Timezones in a timestamp (such as the XMP tags) are ignored in favor of GPS coord or local TZ.  So if you want the time zone to be absolutely correct, set a GPS coordinate to a location in that time zone.

QuoteAt least exiftool does not write Keys:CreationDate to .jpg.

That's because KEYS tags are Quicktime tags, which are video only (except for CR3, I think, which are Quicktime based)

QuoteGoogle Photos has so poor search options for Keywords inside shared albums so I have not used the ItemList:Keyword tag.

I don't recall Google Photos even displaying keywords, though I haven't checked recently.

Other data from the last time I checked.

Google Description populated from: XMP-tiff:ImageDescription, XMP-dc:Description, IPTC:Caption-Abstract, Ducky:Comment (who the heck uses Ducky tags?)

What you will do →
1. Say whether each statement agrees with the post on exiftool and Google Photos. Answer yes or no for each, and quote the deciding words from the post.
(a) Time zones in XMP timestamps take priority over GPS coordinates.
(b) KEYS tags are Quicktime tags.
(c) Google Description can be filled from IPTC:Caption-Abstract.
2. Write out the stretch of the post on exiftool and Google Photos from "Timezones in a" through "Keys:CreationDate to .jpg.", swapping "local TZ" for "local time zone".
3. Carry on the post about exiftool and Google Photos from its last sentence.
Nothing in the listing is needed.

Extracted information →
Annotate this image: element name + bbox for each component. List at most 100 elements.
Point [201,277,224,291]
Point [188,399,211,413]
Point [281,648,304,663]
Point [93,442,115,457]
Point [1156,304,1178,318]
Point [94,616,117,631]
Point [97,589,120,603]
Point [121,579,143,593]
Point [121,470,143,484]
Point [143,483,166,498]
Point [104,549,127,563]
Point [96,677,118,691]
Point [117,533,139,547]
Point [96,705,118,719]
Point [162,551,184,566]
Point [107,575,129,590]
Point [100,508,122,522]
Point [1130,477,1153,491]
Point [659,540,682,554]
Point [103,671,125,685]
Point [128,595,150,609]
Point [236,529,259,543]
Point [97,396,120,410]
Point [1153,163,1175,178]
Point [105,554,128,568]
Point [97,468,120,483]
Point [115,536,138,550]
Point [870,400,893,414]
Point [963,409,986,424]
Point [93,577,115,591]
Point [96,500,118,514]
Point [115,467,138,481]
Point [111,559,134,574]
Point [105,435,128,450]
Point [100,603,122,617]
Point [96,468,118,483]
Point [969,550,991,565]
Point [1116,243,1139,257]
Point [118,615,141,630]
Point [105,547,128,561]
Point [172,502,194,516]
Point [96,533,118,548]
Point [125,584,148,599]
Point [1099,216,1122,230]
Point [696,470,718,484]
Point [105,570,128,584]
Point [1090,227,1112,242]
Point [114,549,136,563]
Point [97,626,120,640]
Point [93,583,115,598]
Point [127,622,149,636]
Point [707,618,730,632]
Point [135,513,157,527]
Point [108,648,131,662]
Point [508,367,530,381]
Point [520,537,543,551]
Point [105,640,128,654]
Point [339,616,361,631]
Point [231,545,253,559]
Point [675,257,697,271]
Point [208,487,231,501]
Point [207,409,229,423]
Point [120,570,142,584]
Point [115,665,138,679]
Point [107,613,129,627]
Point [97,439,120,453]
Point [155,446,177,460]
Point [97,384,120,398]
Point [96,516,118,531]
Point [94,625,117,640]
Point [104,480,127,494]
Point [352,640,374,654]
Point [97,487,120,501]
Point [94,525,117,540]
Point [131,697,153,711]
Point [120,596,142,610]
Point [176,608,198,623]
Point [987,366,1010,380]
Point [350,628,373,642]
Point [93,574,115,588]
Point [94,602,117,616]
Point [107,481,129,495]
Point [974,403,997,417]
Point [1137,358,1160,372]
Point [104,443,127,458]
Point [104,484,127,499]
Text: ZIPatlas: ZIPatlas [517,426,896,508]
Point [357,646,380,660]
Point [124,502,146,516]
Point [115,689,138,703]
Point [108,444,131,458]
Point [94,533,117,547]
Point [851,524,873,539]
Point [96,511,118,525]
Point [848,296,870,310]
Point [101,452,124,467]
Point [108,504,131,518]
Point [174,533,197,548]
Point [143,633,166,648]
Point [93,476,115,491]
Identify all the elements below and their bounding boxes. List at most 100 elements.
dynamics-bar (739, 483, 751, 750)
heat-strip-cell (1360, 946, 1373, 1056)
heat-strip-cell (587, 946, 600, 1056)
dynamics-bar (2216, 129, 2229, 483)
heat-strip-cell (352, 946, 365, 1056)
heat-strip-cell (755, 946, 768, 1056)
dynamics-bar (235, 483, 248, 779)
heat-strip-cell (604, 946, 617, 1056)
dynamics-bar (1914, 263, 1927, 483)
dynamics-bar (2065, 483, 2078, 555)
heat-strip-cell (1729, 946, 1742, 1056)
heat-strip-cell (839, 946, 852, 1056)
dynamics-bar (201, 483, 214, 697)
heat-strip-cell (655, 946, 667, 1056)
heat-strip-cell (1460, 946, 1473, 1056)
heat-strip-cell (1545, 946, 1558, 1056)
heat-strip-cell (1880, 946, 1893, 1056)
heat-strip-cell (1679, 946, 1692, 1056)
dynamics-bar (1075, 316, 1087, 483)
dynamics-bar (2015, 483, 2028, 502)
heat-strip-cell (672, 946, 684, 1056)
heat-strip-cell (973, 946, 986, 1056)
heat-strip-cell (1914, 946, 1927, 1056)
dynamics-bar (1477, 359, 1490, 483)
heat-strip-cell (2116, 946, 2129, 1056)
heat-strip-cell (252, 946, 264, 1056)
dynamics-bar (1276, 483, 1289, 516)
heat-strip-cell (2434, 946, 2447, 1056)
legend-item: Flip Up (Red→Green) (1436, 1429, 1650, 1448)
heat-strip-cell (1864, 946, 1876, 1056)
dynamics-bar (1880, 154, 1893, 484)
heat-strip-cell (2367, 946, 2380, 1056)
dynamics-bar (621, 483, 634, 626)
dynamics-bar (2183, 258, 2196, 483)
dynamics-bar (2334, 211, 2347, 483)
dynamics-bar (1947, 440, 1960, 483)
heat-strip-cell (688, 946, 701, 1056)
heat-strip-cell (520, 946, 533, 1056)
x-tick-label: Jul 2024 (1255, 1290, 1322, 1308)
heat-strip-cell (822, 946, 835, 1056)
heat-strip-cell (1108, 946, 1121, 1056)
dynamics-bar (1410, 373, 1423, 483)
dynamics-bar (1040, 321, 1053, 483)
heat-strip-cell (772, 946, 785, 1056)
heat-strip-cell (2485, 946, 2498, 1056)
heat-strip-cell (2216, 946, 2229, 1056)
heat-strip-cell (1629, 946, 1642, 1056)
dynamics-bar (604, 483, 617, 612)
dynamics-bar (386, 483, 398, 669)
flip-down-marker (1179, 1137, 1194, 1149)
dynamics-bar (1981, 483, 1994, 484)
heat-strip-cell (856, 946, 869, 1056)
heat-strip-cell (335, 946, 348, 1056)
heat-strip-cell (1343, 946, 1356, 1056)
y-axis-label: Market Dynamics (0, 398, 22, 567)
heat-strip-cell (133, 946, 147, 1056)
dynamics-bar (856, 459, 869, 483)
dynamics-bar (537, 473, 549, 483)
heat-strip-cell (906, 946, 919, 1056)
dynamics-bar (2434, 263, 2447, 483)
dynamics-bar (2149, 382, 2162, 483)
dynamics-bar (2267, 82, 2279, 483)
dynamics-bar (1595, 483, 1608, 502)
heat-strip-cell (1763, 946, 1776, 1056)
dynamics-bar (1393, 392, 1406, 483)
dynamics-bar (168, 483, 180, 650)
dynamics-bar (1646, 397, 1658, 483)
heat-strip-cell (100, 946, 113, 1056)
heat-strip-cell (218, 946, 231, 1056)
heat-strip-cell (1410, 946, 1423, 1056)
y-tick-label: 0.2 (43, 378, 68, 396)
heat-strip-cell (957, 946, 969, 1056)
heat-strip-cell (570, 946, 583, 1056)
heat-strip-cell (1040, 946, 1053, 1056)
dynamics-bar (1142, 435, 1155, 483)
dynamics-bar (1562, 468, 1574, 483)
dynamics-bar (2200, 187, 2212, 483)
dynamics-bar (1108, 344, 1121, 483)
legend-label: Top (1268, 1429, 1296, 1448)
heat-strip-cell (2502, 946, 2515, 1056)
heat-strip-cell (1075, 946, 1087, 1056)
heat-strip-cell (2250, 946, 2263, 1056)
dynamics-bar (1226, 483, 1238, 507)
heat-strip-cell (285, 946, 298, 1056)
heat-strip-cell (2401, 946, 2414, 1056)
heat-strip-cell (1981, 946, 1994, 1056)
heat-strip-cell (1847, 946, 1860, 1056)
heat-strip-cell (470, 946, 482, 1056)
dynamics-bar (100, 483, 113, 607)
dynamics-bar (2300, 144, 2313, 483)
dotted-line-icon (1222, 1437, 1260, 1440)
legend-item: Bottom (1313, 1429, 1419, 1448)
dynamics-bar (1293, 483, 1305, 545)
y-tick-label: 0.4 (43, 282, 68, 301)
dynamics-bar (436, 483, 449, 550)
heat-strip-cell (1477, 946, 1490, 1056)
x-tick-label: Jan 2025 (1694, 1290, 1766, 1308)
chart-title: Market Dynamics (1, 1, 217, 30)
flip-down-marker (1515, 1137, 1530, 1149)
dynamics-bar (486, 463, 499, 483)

Task-by-task answers →
1.
(a) No: "Timezones in a timestamp (such as the XMP tags) are ignored in favor of GPS coord or local TZ."
(b) Yes: "KEYS tags are Quicktime tags"
(c) Yes: "Google Description populated from: XMP-tiff:ImageDescription, XMP-dc:Description, IPTC:Caption-Abstract"

2.
Timezones in a timestamp (such as the XMP tags) are ignored in favor of GPS coord or local time zone.  So if you want the time zone to be absolutely correct, set a GPS coordinate to a location in that time zone.

QuoteAt least exiftool does not write Keys:CreationDate to .jpg.

3.
Model: EXIF:Model,
FNumber: EXIF:FNumber, XMP-exif:FNumber, XMP-exif:ApertureValue, EXIF:MaxApertureValue, XMP-exif:MaxApertureValue
ExposureTime: EXIF:ExposureTime, XMP-exif:ExposureTime, EXIF:ShutterSpeedValue, XMP-exif:ShutterSpeedValue
FocalLength: EXIF:FocalLength, XMP-exif:FocalLength
ISO: EXIF:ISO, XMP-exif:ISO
GPSLatitude/GPSLongitude: EXIF GPS tags, ignores XMP GPS tags
Orientation: EXIF:Orientation[/tt
* Did you read FAQ #3 and use the command listed there?
* Please use the Code button for exiftool code/output.
 
* Please include your OS, Exiftool version, and type of file you're processing (MP4, JPG, etc).

wywh

Quote from: StarGeek on September 17, 2020, 01:29:54 PM
EXIF does support dates earlier than that, though I've never checked to see how early.  As a test, I just set the tag to 0001:01:01 00:00:00 and there was no problem.

Whether Google photos supports that early of a date is another matter.

Thanks for the reminder. I was so used to the Google Photos 1902 date limit that I misremembered it being also EXIF date limit. I'll test how those other date tags are supported.

BTW macOS 10.15 Photos.app 5.0 supports 1904-01-01 01.39.50 or later movies for QuickTime:CreateDate and year 0001 or later for Keys:CreationDate and UserData:DateTimeOriginal tags although I have not very much tested those very old dates.

Quote from: StarGeek on September 17, 2020, 01:29:54 PM
I don't recall Google Photos even displaying keywords, though I haven't checked recently.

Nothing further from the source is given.